» **LISTED ENTRIES**:

>> Begin

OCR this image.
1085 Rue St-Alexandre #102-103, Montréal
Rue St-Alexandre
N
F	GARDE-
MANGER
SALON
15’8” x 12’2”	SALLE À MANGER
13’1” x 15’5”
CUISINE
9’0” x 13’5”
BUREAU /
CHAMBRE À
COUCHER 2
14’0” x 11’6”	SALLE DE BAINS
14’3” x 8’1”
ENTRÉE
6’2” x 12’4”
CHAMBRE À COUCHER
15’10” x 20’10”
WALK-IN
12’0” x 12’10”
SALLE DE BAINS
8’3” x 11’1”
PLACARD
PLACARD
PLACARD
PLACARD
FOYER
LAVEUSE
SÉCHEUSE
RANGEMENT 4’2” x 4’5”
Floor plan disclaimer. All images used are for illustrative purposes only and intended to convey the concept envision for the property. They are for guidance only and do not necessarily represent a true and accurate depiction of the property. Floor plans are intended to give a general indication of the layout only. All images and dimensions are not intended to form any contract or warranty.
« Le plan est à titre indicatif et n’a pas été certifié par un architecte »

>> End

» **SHORT PROBLEM**:
Faithfully copy every entry, leaving nothing out.

» **TASK RESULT**:
OCR this image.
1085 Rue St-Alexandre #102-103, Montréal
Rue St-Alexandre
N
F	GARDE-
MANGER
SALON
15’8” x 12’2”	SALLE À MANGER
13’1” x 15’5”
CUISINE
9’0” x 13’5”
BUREAU /
CHAMBRE À
COUCHER 2
14’0” x 11’6”	SALLE DE BAINS
14’3” x 8’1”
ENTRÉE
6’2” x 12’4”
CHAMBRE À COUCHER
15’10” x 20’10”
WALK-IN
12’0” x 12’10”
SALLE DE BAINS
8’3” x 11’1”
PLACARD
PLACARD
PLACARD
PLACARD
FOYER
LAVEUSE
SÉCHEUSE
RANGEMENT 4’2” x 4’5”
Floor plan disclaimer. All images used are for illustrative purposes only and intended to convey the concept envision for the property. They are for guidance only and do not necessarily represent a true and accurate depiction of the property. Floor plans are intended to give a general indication of the layout only. All images and dimensions are not intended to form any contract or warranty.
« Le plan est à titre indicatif et n’a pas été certifié par un architecte »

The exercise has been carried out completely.